## Objective:
Write out all of the data exactly as it appears.

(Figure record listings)
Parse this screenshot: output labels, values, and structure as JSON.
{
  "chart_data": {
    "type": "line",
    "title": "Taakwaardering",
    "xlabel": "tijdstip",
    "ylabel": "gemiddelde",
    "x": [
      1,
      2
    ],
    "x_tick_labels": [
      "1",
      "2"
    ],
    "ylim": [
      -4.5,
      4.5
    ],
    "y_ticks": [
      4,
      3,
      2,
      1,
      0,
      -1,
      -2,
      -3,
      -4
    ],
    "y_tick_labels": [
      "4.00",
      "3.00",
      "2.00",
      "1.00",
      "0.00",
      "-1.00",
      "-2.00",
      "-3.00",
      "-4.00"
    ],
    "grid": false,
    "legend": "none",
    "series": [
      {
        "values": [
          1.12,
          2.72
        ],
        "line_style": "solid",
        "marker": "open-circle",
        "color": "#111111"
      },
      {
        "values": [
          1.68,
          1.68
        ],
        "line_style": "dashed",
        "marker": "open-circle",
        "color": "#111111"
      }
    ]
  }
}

## The solution:
Parse this screenshot: output labels, values, and structure as JSON.
{
  "chart_data": {
    "type": "line",
    "title": "Taakwaardering",
    "xlabel": "tijdstip",
    "ylabel": "gemiddelde",
    "x": [
      1,
      2
    ],
    "x_tick_labels": [
      "1",
      "2"
    ],
    "ylim": [
      -4.5,
      4.5
    ],
    "y_ticks": [
      4,
      3,
      2,
      1,
      0,
      -1,
      -2,
      -3,
      -4
    ],
    "y_tick_labels": [
      "4.00",
      "3.00",
      "2.00",
      "1.00",
      "0.00",
      "-1.00",
      "-2.00",
      "-3.00",
      "-4.00"
    ],
    "grid": false,
    "legend": "none",
    "series": [
      {
        "values": [
          1.12,
          2.72
        ],
        "line_style": "solid",
        "marker": "open-circle",
        "color": "#111111"
      },
      {
        "values": [
          1.68,
          1.68
        ],
        "line_style": "dashed",
        "marker": "open-circle",
        "color": "#111111"
      }
    ]
  }
}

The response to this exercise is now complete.